# Task brief:
Copy each line exactly.

# Records to use:
::::

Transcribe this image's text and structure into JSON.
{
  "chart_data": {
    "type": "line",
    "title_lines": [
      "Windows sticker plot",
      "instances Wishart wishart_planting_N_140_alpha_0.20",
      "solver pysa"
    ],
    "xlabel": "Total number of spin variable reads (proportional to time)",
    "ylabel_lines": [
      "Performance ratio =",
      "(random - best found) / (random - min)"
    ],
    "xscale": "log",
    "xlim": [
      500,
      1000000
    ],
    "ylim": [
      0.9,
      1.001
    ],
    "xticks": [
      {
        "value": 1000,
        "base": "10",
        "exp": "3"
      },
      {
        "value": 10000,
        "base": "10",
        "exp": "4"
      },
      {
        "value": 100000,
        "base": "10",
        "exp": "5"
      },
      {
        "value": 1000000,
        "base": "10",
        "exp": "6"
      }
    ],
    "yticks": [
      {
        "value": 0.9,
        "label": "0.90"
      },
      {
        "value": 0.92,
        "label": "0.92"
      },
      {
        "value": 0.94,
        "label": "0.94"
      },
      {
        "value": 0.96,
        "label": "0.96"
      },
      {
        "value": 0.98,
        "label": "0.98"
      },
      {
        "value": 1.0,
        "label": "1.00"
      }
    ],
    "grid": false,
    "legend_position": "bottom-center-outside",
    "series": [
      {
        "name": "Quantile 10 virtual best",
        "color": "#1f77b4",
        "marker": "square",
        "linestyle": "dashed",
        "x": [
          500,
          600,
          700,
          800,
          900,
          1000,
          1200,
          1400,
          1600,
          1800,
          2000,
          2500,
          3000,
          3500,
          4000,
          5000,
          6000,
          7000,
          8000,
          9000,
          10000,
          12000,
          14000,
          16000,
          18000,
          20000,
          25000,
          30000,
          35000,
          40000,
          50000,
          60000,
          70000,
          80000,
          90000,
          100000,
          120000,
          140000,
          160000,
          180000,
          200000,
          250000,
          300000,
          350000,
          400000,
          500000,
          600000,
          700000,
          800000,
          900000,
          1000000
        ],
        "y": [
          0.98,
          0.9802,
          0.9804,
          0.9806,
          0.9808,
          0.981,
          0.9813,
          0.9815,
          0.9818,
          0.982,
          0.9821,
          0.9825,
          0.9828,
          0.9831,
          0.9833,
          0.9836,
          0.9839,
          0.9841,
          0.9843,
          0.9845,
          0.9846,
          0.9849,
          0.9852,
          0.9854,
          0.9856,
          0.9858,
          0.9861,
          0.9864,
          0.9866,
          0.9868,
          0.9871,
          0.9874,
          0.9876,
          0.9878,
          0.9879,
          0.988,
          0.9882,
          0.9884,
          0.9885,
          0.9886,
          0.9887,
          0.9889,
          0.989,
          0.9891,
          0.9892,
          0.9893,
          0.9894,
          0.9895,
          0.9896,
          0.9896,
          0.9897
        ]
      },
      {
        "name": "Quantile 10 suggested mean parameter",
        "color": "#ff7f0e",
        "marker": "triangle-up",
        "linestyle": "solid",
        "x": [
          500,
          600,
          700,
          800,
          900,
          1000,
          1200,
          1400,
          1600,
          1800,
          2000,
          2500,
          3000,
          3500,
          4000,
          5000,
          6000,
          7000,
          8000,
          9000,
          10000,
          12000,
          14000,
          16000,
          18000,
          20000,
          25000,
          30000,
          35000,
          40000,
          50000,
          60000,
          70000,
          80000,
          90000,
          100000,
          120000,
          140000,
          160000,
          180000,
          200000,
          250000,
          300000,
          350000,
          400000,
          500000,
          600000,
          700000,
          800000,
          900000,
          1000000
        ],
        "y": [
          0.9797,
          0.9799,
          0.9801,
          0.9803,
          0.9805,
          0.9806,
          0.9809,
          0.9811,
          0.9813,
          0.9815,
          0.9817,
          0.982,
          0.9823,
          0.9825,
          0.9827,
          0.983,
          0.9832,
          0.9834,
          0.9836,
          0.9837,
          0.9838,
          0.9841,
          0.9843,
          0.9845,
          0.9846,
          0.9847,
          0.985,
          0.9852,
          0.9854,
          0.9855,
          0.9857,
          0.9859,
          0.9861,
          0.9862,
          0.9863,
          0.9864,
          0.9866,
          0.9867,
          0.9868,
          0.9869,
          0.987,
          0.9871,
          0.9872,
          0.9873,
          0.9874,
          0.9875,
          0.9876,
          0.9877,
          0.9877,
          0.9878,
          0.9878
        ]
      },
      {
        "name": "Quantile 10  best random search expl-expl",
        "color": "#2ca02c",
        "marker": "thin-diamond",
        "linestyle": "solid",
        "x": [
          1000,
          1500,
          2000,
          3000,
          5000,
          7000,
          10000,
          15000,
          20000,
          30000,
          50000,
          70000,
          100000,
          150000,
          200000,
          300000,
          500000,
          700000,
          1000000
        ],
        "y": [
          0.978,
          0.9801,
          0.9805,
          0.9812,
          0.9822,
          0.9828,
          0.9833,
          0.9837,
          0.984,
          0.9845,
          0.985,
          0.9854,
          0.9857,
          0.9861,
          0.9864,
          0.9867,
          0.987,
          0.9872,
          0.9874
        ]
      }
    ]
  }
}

::::

# Exercise response:
Transcribe this image's text and structure into JSON.
{
  "chart_data": {
    "type": "line",
    "title_lines": [
      "Windows sticker plot",
      "instances Wishart wishart_planting_N_140_alpha_0.20",
      "solver pysa"
    ],
    "xlabel": "Total number of spin variable reads (proportional to time)",
    "ylabel_lines": [
      "Performance ratio =",
      "(random - best found) / (random - min)"
    ],
    "xscale": "log",
    "xlim": [
      500,
      1000000
    ],
    "ylim": [
      0.9,
      1.001
    ],
    "xticks": [
      {
        "value": 1000,
        "base": "10",
        "exp": "3"
      },
      {
        "value": 10000,
        "base": "10",
        "exp": "4"
      },
      {
        "value": 100000,
        "base": "10",
        "exp": "5"
      },
      {
        "value": 1000000,
        "base": "10",
        "exp": "6"
      }
    ],
    "yticks": [
      {
        "value": 0.9,
        "label": "0.90"
      },
      {
        "value": 0.92,
        "label": "0.92"
      },
      {
        "value": 0.94,
        "label": "0.94"
      },
      {
        "value": 0.96,
        "label": "0.96"
      },
      {
        "value": 0.98,
        "label": "0.98"
      },
      {
        "value": 1.0,
        "label": "1.00"
      }
    ],
    "grid": false,
    "legend_position": "bottom-center-outside",
    "series": [
      {
        "name": "Quantile 10 virtual best",
        "color": "#1f77b4",
        "marker": "square",
        "linestyle": "dashed",
        "x": [
          500,
          600,
          700,
          800,
          900,
          1000,
          1200,
          1400,
          1600,
          1800,
          2000,
          2500,
          3000,
          3500,
          4000,
          5000,
          6000,
          7000,
          8000,
          9000,
          10000,
          12000,
          14000,
          16000,
          18000,
          20000,
          25000,
          30000,
          35000,
          40000,
          50000,
          60000,
          70000,
          80000,
          90000,
          100000,
          120000,
          140000,
          160000,
          180000,
          200000,
          250000,
          300000,
          350000,
          400000,
          500000,
          600000,
          700000,
          800000,
          900000,
          1000000
        ],
        "y": [
          0.98,
          0.9802,
          0.9804,
          0.9806,
          0.9808,
          0.981,
          0.9813,
          0.9815,
          0.9818,
          0.982,
          0.9821,
          0.9825,
          0.9828,
          0.9831,
          0.9833,
          0.9836,
          0.9839,
          0.9841,
          0.9843,
          0.9845,
          0.9846,
          0.9849,
          0.9852,
          0.9854,
          0.9856,
          0.9858,
          0.9861,
          0.9864,
          0.9866,
          0.9868,
          0.9871,
          0.9874,
          0.9876,
          0.9878,
          0.9879,
          0.988,
          0.9882,
          0.9884,
          0.9885,
          0.9886,
          0.9887,
          0.9889,
          0.989,
          0.9891,
          0.9892,
          0.9893,
          0.9894,
          0.9895,
          0.9896,
          0.9896,
          0.9897
        ]
      },
      {
        "name": "Quantile 10 suggested mean parameter",
        "color": "#ff7f0e",
        "marker": "triangle-up",
        "linestyle": "solid",
        "x": [
          500,
          600,
          700,
          800,
          900,
          1000,
          1200,
          1400,
          1600,
          1800,
          2000,
          2500,
          3000,
          3500,
          4000,
          5000,
          6000,
          7000,
          8000,
          9000,
          10000,
          12000,
          14000,
          16000,
          18000,
          20000,
          25000,
          30000,
          35000,
          40000,
          50000,
          60000,
          70000,
          80000,
          90000,
          100000,
          120000,
          140000,
          160000,
          180000,
          200000,
          250000,
          300000,
          350000,
          400000,
          500000,
          600000,
          700000,
          800000,
          900000,
          1000000
        ],
        "y": [
          0.9797,
          0.9799,
          0.9801,
          0.9803,
          0.9805,
          0.9806,
          0.9809,
          0.9811,
          0.9813,
          0.9815,
          0.9817,
          0.982,
          0.9823,
          0.9825,
          0.9827,
          0.983,
          0.9832,
          0.9834,
          0.9836,
          0.9837,
          0.9838,
          0.9841,
          0.9843,
          0.9845,
          0.9846,
          0.9847,
          0.985,
          0.9852,
          0.9854,
          0.9855,
          0.9857,
          0.9859,
          0.9861,
          0.9862,
          0.9863,
          0.9864,
          0.9866,
          0.9867,
          0.9868,
          0.9869,
          0.987,
          0.9871,
          0.9872,
          0.9873,
          0.9874,
          0.9875,
          0.9876,
          0.9877,
          0.9877,
          0.9878,
          0.9878
        ]
      },
      {
        "name": "Quantile 10  best random search expl-expl",
        "color": "#2ca02c",
        "marker": "thin-diamond",
        "linestyle": "solid",
        "x": [
          1000,
          1500,
          2000,
          3000,
          5000,
          7000,
          10000,
          15000,
          20000,
          30000,
          50000,
          70000,
          100000,
          150000,
          200000,
          300000,
          500000,
          700000,
          1000000
        ],
        "y": [
          0.978,
          0.9801,
          0.9805,
          0.9812,
          0.9822,
          0.9828,
          0.9833,
          0.9837,
          0.984,
          0.9845,
          0.985,
          0.9854,
          0.9857,
          0.9861,
          0.9864,
          0.9867,
          0.987,
          0.9872,
          0.9874
        ]
      }
    ]
  }
}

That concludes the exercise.